* start *

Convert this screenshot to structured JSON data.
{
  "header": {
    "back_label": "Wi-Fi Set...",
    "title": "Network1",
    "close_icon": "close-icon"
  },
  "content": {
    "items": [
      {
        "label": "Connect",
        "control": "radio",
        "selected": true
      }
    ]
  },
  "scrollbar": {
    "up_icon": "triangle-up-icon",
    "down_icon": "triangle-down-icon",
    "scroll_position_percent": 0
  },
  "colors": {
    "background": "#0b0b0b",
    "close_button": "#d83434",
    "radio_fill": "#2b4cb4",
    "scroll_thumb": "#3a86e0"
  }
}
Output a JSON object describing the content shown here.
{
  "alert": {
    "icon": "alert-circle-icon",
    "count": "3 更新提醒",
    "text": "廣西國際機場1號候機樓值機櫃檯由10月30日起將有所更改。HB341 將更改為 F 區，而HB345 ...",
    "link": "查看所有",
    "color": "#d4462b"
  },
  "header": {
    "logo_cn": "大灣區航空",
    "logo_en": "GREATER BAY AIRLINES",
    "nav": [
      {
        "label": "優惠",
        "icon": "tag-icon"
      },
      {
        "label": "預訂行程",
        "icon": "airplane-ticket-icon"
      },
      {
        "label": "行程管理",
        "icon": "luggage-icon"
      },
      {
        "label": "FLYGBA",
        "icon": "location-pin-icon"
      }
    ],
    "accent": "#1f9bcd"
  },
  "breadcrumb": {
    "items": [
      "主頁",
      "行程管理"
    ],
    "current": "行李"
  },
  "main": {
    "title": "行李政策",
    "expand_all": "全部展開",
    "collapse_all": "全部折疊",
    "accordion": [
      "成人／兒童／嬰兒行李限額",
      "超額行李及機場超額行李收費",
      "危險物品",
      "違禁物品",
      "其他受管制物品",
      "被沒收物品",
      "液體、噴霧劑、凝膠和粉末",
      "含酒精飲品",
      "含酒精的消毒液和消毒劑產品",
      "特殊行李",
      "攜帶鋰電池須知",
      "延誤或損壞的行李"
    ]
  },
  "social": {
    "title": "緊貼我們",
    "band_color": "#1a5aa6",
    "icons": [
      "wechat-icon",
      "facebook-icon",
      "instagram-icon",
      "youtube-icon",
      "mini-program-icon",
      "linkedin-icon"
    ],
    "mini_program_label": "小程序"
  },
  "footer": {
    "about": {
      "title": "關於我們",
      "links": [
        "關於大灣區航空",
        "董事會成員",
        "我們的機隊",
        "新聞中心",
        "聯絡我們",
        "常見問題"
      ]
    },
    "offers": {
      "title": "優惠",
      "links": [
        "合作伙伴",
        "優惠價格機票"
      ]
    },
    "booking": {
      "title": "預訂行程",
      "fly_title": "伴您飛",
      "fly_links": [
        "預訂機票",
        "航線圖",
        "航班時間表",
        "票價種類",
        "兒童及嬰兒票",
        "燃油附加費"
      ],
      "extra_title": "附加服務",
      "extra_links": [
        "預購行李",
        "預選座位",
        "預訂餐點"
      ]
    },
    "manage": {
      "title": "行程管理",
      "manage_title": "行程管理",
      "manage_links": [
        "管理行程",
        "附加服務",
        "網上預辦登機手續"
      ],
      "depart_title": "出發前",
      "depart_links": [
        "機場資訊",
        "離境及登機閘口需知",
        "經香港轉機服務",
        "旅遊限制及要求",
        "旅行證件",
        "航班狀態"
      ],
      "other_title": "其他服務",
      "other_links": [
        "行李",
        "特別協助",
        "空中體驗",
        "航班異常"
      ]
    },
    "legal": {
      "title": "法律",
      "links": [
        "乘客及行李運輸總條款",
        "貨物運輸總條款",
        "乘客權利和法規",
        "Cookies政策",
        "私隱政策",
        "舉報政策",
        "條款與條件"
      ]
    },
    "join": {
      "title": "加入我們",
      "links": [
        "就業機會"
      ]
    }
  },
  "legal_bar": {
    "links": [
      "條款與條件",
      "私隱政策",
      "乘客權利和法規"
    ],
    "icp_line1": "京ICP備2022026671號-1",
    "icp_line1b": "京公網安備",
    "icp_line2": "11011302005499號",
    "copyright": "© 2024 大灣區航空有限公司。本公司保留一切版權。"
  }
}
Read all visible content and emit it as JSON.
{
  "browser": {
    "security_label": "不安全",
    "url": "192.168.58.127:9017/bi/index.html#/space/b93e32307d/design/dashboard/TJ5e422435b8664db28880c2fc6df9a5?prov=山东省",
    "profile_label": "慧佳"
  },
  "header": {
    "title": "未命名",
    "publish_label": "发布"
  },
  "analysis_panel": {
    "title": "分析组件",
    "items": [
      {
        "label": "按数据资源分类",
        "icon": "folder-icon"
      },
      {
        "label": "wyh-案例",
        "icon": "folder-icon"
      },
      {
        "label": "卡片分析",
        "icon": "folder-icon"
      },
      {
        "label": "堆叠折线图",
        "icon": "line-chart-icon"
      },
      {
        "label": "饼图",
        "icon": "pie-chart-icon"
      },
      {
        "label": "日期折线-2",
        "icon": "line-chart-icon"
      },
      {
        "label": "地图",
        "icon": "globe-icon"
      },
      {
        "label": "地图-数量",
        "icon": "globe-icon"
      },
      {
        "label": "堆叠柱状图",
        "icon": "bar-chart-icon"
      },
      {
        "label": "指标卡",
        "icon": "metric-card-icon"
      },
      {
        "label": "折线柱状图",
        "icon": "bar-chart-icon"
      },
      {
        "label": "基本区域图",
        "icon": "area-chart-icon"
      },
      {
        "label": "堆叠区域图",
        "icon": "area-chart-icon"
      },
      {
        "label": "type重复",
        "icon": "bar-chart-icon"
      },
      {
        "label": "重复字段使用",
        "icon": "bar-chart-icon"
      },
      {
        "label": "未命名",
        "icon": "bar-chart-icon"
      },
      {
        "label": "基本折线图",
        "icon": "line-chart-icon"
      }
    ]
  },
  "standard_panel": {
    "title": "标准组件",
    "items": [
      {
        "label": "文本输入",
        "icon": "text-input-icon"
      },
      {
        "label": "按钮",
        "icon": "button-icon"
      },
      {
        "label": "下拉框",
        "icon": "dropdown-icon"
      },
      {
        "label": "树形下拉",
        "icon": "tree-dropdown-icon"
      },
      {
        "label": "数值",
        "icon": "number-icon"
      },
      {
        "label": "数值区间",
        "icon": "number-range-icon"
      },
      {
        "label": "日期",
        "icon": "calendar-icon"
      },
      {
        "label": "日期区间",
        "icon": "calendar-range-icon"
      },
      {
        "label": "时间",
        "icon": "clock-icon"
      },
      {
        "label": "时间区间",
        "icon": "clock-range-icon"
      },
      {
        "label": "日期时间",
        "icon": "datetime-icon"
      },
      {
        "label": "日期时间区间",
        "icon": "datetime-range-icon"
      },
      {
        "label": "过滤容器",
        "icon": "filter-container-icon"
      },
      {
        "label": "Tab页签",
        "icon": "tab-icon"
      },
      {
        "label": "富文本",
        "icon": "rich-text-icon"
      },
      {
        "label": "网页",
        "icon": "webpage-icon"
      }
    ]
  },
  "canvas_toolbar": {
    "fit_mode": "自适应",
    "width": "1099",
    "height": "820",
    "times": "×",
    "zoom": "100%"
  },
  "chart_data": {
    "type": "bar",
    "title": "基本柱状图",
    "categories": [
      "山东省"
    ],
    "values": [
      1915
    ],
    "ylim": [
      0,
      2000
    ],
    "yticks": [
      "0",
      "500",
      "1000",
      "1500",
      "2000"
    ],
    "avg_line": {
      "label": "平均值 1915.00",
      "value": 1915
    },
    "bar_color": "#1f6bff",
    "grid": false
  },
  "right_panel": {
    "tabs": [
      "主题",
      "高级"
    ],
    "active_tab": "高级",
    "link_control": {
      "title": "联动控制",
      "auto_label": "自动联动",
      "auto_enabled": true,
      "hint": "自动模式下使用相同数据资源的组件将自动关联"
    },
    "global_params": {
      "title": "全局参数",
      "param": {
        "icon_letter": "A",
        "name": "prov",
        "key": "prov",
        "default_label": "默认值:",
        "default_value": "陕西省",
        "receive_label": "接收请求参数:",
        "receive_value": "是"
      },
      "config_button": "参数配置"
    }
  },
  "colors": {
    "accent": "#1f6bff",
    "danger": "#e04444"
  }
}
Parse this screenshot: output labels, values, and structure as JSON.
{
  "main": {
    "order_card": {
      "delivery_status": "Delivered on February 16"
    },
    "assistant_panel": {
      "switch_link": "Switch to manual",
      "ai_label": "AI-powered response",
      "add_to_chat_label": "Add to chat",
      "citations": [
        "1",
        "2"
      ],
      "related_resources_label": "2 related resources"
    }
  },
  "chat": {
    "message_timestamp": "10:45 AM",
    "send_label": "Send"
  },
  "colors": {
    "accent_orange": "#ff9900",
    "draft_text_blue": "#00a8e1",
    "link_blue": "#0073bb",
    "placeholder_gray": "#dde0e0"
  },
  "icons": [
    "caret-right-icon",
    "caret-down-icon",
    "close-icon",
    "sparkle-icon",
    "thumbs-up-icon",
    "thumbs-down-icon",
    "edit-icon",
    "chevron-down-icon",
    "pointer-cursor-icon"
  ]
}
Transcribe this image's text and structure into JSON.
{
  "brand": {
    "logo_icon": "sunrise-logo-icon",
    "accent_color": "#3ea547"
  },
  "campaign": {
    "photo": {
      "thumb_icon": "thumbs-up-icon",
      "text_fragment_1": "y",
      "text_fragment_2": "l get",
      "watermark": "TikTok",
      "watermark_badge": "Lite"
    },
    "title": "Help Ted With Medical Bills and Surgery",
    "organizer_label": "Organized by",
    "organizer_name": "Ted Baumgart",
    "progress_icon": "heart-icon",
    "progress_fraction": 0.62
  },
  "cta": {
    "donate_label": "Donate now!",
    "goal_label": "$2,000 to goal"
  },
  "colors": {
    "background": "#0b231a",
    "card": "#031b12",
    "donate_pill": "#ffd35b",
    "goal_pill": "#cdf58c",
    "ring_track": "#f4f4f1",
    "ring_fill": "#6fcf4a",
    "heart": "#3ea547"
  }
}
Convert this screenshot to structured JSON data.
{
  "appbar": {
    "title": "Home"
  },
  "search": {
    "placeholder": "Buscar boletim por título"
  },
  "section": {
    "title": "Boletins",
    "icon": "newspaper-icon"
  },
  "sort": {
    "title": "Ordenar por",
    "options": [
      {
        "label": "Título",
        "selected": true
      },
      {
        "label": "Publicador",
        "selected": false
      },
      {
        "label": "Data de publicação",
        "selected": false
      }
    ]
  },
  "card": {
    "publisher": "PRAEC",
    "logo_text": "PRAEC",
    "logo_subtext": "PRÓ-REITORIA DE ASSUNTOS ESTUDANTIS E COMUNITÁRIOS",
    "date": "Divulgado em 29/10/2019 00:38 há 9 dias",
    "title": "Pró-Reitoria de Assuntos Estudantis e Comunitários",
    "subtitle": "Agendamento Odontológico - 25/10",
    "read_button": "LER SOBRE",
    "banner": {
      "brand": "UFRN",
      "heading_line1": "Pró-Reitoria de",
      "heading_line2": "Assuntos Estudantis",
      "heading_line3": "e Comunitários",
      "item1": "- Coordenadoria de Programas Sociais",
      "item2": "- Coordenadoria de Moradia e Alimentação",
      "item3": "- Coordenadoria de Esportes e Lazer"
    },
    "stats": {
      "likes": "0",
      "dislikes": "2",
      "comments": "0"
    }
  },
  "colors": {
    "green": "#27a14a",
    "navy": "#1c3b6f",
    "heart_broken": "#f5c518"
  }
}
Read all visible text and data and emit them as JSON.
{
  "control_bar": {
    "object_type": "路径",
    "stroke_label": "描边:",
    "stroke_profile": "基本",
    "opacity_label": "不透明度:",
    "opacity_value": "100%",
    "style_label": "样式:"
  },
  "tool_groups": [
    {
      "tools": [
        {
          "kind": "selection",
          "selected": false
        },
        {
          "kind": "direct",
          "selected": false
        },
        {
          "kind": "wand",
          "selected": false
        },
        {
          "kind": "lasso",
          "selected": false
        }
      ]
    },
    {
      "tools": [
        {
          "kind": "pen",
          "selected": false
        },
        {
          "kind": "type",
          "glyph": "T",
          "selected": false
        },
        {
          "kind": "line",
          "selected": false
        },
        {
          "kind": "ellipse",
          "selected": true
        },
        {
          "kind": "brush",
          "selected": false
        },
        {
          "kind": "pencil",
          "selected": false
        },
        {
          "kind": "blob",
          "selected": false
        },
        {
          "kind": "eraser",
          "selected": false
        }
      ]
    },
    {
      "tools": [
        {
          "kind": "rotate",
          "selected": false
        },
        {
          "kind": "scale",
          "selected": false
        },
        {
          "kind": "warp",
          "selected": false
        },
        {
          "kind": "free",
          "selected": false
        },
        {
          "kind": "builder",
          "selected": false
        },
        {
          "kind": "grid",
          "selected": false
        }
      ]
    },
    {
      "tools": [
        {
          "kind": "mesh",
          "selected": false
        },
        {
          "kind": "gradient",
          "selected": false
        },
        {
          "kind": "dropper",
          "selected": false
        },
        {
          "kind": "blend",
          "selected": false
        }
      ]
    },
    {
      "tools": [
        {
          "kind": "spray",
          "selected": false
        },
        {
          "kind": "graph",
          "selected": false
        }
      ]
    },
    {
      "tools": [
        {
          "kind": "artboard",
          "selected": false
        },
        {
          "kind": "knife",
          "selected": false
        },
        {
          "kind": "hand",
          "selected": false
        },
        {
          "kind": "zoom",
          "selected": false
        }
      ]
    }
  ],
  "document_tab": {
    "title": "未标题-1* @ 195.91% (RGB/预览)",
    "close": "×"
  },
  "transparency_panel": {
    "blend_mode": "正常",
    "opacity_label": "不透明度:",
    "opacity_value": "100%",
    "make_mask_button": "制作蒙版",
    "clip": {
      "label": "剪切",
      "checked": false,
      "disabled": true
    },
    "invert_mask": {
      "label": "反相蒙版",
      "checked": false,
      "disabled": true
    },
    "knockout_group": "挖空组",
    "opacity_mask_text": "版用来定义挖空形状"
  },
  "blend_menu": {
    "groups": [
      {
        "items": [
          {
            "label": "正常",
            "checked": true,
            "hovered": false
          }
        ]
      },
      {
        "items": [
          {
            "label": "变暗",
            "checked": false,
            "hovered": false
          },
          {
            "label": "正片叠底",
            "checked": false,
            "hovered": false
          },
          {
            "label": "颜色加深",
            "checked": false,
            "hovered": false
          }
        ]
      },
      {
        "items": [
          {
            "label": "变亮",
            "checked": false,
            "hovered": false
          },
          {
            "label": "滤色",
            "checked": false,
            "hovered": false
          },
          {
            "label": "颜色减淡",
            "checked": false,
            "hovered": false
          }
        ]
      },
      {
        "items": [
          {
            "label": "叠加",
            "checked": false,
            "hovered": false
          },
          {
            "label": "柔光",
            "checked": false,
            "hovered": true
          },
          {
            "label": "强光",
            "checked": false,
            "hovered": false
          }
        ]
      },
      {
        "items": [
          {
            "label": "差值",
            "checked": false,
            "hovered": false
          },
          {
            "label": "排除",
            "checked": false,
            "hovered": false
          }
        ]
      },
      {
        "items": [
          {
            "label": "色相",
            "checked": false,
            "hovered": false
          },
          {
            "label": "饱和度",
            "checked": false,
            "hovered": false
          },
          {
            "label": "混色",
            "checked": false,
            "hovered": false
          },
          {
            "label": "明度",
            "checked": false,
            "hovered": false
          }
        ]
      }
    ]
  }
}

* end *

> **Aim**
Identify every line where the string "thumbs" appears.

> **Output for this task**
    "thumbs-up-icon",
    "thumbs-down-icon",
      "thumb_icon": "thumbs-up-icon",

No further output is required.